Directive: Retype the whole listing below, character for character.

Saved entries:
■ ■ ■ ■ ■

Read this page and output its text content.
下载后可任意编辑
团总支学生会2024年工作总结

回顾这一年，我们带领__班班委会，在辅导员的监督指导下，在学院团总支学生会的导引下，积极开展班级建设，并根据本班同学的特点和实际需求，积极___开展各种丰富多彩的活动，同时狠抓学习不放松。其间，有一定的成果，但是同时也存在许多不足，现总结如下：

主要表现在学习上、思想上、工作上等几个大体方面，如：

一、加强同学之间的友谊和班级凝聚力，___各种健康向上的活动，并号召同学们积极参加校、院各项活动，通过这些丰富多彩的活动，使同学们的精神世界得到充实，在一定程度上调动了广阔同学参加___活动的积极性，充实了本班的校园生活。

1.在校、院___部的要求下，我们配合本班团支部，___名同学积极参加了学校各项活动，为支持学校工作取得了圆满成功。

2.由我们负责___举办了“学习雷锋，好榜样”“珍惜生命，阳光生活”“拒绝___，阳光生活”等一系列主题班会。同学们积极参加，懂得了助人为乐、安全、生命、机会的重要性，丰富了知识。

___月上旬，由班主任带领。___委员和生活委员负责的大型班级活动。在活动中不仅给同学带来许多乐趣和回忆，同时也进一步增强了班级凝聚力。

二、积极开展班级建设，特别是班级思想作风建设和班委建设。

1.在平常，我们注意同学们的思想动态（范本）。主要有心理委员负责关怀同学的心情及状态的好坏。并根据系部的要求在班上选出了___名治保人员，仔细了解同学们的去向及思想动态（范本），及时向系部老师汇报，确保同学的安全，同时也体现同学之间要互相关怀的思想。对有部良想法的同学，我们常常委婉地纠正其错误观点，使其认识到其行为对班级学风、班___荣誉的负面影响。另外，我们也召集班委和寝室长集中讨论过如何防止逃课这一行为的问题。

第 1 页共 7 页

■ ■ ■ ■ ■

Finished exercise:
Read this page and output its text content.
下载后可任意编辑
团总支学生会2024年工作总结

回顾这一年，我们带领__班班委会，在辅导员的监督指导下，在学院团总支学生会的导引下，积极开展班级建设，并根据本班同学的特点和实际需求，积极___开展各种丰富多彩的活动，同时狠抓学习不放松。其间，有一定的成果，但是同时也存在许多不足，现总结如下：

主要表现在学习上、思想上、工作上等几个大体方面，如：

一、加强同学之间的友谊和班级凝聚力，___各种健康向上的活动，并号召同学们积极参加校、院各项活动，通过这些丰富多彩的活动，使同学们的精神世界得到充实，在一定程度上调动了广阔同学参加___活动的积极性，充实了本班的校园生活。

1.在校、院___部的要求下，我们配合本班团支部，___名同学积极参加了学校各项活动，为支持学校工作取得了圆满成功。

2.由我们负责___举办了“学习雷锋，好榜样”“珍惜生命，阳光生活”“拒绝___，阳光生活”等一系列主题班会。同学们积极参加，懂得了助人为乐、安全、生命、机会的重要性，丰富了知识。

___月上旬，由班主任带领。___委员和生活委员负责的大型班级活动。在活动中不仅给同学带来许多乐趣和回忆，同时也进一步增强了班级凝聚力。

二、积极开展班级建设，特别是班级思想作风建设和班委建设。

1.在平常，我们注意同学们的思想动态（范本）。主要有心理委员负责关怀同学的心情及状态的好坏。并根据系部的要求在班上选出了___名治保人员，仔细了解同学们的去向及思想动态（范本），及时向系部老师汇报，确保同学的安全，同时也体现同学之间要互相关怀的思想。对有部良想法的同学，我们常常委婉地纠正其错误观点，使其认识到其行为对班级学风、班___荣誉的负面影响。另外，我们也召集班委和寝室长集中讨论过如何防止逃课这一行为的问题。

第 1 页共 7 页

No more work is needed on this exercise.